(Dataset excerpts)
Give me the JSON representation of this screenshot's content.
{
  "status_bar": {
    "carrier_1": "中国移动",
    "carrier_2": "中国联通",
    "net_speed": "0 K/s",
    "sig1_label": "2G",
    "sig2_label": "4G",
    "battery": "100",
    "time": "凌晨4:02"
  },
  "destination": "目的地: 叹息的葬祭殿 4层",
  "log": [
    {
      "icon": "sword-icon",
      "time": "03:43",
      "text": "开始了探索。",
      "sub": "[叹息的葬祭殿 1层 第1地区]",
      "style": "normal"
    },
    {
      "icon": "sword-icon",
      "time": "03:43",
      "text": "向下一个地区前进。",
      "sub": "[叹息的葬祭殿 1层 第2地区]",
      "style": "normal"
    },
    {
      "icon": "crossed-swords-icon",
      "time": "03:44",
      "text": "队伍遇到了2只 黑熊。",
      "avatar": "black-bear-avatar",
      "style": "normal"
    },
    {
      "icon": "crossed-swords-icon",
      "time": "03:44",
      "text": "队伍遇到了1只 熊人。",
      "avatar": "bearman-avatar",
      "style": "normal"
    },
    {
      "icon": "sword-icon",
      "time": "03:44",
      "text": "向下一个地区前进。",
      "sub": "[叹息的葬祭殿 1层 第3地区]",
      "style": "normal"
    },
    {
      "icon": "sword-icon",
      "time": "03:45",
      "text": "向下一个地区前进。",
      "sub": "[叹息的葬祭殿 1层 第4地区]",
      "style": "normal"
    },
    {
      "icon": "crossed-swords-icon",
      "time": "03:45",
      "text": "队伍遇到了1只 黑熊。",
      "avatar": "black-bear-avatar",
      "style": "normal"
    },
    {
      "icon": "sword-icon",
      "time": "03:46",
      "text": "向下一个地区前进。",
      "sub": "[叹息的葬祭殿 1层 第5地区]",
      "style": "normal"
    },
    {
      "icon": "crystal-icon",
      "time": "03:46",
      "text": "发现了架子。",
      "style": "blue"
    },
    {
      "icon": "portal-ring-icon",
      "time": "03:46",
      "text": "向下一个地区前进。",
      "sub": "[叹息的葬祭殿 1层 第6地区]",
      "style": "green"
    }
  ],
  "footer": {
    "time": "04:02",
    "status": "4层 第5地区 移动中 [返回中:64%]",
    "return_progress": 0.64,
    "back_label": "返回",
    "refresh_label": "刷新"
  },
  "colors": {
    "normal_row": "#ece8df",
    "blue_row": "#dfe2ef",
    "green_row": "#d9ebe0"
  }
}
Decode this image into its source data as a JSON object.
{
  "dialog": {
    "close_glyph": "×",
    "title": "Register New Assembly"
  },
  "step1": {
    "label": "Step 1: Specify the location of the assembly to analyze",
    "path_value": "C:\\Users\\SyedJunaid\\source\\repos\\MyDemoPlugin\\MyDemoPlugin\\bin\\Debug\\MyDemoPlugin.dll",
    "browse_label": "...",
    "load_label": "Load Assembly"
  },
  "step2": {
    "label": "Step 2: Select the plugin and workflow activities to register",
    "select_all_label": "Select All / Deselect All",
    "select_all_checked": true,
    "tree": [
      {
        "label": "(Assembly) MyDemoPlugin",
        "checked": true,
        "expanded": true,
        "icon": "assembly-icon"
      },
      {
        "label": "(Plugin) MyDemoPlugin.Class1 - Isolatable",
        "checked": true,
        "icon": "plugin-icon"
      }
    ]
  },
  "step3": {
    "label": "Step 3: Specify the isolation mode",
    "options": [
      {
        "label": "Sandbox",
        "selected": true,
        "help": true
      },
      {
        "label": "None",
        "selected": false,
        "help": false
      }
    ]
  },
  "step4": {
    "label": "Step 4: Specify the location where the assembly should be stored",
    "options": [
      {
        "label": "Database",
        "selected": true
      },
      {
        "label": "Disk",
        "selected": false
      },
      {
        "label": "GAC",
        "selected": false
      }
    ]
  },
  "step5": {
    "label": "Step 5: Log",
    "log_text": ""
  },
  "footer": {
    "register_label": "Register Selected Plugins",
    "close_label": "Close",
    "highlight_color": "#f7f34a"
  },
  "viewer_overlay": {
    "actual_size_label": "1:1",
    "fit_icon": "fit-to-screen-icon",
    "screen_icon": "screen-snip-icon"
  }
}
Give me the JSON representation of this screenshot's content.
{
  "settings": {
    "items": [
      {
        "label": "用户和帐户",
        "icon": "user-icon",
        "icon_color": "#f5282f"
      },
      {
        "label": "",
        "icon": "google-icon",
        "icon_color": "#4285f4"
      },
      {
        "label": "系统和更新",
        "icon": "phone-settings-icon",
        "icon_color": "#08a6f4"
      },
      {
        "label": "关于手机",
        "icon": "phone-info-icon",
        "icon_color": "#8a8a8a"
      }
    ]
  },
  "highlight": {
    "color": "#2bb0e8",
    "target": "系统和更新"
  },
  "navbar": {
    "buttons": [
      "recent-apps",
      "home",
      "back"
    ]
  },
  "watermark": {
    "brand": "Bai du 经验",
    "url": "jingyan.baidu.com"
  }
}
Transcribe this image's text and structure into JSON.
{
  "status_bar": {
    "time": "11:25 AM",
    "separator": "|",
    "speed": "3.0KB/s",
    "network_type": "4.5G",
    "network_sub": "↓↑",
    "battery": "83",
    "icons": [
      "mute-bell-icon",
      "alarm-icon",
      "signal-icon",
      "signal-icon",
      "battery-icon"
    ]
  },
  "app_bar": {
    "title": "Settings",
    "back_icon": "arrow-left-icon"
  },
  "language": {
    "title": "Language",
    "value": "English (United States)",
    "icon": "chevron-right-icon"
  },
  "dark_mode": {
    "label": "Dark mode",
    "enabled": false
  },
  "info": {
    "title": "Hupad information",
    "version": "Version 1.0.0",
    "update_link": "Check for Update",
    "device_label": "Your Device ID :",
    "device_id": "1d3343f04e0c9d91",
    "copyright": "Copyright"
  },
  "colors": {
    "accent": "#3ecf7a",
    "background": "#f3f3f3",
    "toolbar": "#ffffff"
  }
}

# INSTRUCTIONS FOR THE TASK
Count how many lines of the listing above include "this" and report that number alone.

# SOLUTION
4